Extract each line from the entries below that has the string "will" in it.

(Collection entries)
+++

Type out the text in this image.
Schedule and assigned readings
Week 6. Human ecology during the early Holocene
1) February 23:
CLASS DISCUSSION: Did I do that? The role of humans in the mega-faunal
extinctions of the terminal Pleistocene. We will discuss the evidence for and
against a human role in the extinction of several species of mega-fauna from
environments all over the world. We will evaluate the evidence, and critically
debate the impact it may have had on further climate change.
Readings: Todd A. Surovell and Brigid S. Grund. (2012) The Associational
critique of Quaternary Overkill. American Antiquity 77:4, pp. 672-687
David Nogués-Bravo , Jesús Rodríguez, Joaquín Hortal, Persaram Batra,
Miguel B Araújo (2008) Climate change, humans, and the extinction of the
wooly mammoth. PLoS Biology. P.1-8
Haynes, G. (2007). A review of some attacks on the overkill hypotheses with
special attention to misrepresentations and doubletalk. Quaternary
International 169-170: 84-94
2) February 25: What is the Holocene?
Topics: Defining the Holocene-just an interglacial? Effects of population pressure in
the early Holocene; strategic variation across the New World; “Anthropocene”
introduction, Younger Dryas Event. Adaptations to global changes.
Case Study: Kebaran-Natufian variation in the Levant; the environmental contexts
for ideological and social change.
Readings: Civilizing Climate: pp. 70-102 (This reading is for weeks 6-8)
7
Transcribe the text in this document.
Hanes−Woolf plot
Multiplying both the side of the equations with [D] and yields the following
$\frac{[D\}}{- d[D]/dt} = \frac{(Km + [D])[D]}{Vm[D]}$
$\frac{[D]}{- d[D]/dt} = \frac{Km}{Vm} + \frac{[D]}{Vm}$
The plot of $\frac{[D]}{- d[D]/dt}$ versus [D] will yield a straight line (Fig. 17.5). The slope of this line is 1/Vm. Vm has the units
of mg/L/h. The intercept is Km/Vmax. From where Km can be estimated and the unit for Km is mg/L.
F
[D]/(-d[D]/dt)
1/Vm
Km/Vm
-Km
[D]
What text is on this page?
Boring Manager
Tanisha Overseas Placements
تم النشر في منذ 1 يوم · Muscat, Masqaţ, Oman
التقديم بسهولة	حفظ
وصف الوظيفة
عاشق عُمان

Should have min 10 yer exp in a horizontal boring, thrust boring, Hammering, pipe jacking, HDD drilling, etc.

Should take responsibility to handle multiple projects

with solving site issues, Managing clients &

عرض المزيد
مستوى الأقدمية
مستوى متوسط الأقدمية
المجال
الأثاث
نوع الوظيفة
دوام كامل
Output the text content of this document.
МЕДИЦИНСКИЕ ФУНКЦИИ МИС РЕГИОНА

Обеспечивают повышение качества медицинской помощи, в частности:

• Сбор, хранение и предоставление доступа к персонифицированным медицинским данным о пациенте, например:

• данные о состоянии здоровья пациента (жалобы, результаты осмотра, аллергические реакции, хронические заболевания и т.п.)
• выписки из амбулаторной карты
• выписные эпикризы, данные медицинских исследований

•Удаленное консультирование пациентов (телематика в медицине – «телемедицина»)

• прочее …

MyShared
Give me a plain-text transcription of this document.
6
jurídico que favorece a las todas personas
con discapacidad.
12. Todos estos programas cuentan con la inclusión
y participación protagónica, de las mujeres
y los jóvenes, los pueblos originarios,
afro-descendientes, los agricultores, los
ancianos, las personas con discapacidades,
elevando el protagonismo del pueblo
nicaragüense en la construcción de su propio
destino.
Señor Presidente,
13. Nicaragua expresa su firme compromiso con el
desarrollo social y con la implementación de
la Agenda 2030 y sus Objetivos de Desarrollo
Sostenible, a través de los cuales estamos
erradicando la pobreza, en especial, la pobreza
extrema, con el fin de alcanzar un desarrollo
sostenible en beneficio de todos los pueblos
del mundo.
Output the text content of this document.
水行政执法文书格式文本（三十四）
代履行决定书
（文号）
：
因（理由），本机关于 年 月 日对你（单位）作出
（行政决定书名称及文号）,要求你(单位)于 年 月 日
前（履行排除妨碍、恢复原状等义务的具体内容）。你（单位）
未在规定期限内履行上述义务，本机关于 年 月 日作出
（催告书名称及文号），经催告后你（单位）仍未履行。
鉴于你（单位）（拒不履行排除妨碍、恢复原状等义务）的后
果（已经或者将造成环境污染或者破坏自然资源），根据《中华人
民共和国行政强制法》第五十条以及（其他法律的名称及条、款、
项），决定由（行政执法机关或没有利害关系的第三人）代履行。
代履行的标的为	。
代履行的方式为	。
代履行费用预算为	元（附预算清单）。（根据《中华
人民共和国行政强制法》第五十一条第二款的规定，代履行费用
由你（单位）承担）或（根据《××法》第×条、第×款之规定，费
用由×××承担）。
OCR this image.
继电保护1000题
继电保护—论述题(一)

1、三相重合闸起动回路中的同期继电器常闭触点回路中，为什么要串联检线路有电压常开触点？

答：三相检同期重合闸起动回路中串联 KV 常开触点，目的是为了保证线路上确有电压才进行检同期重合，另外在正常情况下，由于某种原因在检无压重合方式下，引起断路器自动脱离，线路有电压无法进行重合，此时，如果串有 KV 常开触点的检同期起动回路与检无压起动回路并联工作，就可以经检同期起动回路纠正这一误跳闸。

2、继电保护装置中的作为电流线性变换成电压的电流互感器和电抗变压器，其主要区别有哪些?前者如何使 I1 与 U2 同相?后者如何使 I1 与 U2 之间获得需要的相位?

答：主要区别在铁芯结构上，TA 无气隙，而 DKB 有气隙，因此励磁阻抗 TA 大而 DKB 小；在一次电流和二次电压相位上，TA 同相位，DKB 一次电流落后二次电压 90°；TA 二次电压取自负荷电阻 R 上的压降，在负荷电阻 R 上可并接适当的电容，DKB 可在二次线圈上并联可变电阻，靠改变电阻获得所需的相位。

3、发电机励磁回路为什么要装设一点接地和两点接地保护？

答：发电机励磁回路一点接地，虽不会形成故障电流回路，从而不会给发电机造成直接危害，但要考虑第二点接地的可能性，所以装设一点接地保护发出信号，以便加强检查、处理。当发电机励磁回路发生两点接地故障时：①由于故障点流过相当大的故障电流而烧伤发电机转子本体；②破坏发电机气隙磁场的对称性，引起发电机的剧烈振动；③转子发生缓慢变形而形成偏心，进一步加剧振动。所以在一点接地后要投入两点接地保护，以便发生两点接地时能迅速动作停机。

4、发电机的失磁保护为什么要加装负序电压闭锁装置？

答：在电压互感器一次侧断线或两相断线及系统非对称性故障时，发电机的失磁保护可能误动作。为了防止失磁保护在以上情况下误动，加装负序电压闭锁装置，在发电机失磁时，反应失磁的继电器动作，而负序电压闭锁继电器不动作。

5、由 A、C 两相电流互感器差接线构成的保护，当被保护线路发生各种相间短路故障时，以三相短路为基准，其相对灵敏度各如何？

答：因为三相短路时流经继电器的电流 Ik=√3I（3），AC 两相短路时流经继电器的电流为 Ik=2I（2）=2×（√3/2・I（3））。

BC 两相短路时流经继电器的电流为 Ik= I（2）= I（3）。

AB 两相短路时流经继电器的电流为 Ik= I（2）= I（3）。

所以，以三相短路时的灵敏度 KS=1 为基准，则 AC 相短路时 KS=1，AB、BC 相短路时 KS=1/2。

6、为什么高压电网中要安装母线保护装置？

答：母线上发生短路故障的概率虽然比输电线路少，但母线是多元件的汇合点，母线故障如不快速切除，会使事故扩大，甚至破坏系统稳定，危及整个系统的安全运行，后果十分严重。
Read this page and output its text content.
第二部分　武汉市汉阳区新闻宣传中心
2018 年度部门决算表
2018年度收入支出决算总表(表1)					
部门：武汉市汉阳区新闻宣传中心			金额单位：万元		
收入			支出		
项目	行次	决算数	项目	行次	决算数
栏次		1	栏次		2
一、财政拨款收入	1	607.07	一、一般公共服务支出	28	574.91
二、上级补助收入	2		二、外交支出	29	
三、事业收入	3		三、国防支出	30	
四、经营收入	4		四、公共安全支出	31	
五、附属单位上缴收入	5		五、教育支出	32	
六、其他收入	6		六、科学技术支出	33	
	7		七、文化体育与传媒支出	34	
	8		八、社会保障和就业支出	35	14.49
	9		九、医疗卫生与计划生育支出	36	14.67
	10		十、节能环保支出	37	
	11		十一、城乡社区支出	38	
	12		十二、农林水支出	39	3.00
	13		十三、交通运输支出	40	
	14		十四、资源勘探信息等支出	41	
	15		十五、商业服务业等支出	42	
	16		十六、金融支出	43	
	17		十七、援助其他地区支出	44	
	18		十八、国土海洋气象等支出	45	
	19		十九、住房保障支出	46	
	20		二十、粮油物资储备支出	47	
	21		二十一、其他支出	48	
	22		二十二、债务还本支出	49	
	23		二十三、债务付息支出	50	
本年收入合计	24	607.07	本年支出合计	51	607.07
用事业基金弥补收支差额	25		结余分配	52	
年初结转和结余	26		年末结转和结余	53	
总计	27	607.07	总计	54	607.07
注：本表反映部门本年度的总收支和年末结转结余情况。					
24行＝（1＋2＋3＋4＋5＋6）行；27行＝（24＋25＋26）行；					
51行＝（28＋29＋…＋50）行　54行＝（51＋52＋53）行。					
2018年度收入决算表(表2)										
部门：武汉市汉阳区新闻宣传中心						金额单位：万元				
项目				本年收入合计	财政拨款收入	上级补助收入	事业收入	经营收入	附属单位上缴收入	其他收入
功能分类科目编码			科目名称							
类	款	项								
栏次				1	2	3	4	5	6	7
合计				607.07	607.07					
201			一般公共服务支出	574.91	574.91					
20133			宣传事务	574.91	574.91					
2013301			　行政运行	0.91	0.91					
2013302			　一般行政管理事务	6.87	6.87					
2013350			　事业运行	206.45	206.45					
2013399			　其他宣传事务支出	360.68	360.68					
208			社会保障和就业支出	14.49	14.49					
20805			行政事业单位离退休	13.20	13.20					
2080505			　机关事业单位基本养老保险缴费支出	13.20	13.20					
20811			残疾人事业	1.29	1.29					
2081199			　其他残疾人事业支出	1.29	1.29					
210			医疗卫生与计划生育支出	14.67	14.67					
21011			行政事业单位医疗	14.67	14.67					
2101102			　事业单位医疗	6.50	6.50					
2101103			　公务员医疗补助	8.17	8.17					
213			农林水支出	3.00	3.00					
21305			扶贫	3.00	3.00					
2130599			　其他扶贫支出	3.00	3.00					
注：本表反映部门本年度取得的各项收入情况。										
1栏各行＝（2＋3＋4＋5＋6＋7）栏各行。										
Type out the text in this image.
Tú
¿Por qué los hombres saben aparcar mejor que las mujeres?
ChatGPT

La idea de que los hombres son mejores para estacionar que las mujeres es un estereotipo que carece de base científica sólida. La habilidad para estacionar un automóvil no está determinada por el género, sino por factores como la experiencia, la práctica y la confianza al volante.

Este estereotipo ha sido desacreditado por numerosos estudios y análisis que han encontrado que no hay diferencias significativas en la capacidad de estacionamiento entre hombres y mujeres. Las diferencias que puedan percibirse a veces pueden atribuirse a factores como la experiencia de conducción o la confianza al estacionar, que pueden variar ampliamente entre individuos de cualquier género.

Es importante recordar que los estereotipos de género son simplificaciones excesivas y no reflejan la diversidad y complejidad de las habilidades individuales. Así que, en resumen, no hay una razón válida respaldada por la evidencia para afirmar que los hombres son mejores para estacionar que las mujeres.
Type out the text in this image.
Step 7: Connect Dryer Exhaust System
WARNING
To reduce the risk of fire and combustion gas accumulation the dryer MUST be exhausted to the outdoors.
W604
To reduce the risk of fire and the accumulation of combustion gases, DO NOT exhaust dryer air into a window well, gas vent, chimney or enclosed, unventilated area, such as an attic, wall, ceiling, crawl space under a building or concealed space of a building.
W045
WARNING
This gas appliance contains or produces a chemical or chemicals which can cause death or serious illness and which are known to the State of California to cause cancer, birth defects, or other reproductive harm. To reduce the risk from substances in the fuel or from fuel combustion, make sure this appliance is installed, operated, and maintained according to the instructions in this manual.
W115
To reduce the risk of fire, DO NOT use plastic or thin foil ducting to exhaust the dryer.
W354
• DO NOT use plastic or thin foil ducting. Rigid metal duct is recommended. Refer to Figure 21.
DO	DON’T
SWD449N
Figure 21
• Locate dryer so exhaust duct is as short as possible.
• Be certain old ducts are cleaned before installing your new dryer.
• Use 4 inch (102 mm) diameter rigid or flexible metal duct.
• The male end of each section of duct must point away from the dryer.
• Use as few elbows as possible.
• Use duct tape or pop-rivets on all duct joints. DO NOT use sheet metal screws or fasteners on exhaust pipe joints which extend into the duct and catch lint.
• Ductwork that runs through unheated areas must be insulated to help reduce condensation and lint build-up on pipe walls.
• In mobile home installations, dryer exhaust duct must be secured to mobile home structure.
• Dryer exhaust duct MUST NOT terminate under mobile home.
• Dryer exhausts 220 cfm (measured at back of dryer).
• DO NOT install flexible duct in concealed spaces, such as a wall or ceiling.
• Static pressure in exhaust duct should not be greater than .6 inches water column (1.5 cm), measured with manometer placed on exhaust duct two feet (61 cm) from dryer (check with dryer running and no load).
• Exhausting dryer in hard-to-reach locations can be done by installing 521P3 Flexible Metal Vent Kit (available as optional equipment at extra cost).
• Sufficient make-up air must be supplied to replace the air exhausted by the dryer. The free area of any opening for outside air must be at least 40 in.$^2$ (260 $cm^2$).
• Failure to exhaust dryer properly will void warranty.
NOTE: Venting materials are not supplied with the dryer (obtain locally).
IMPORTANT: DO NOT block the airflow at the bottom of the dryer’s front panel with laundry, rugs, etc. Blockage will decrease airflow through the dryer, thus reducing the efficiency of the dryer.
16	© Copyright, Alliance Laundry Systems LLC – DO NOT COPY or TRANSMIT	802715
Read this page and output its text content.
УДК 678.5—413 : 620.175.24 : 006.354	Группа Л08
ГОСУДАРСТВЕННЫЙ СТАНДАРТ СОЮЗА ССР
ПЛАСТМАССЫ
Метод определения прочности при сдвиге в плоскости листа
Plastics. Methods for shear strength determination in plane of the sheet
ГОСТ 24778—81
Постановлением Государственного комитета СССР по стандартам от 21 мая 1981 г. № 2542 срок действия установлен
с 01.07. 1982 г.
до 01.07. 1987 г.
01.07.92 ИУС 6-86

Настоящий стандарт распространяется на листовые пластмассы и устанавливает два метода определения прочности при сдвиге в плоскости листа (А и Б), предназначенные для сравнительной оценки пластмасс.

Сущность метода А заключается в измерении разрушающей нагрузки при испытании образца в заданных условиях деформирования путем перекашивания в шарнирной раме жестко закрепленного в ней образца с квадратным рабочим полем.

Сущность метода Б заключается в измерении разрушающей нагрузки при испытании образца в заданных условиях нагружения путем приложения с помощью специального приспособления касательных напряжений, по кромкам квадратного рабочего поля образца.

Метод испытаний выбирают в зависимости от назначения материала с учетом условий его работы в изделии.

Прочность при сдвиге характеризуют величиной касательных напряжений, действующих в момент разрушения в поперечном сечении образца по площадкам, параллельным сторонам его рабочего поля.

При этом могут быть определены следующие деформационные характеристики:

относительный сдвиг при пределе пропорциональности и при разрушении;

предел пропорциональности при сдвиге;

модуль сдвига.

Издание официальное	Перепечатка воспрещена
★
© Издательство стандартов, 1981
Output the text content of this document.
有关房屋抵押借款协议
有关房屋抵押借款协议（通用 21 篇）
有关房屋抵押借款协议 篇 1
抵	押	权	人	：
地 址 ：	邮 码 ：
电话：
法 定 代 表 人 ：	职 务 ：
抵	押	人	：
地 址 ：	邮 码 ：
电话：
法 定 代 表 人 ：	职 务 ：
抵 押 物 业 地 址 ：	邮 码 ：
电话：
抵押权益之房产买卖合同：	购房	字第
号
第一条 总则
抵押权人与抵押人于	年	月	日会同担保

+++

=== Answer to this problem ===
extinctions of the terminal Pleistocene. We will discuss the evidence for and
environments all over the world. We will evaluate the evidence, and critically
The plot of $\frac{[D]}{- d[D]/dt}$ versus [D] will yield a straight line (Fig. 17.5). The slope of this line is 1/Vm. Vm has the units
• Failure to exhaust dryer properly will void warranty.
IMPORTANT: DO NOT block the airflow at the bottom of the dryer’s front panel with laundry, rugs, etc. Blockage will decrease airflow through the dryer, thus reducing the efficiency of the dryer.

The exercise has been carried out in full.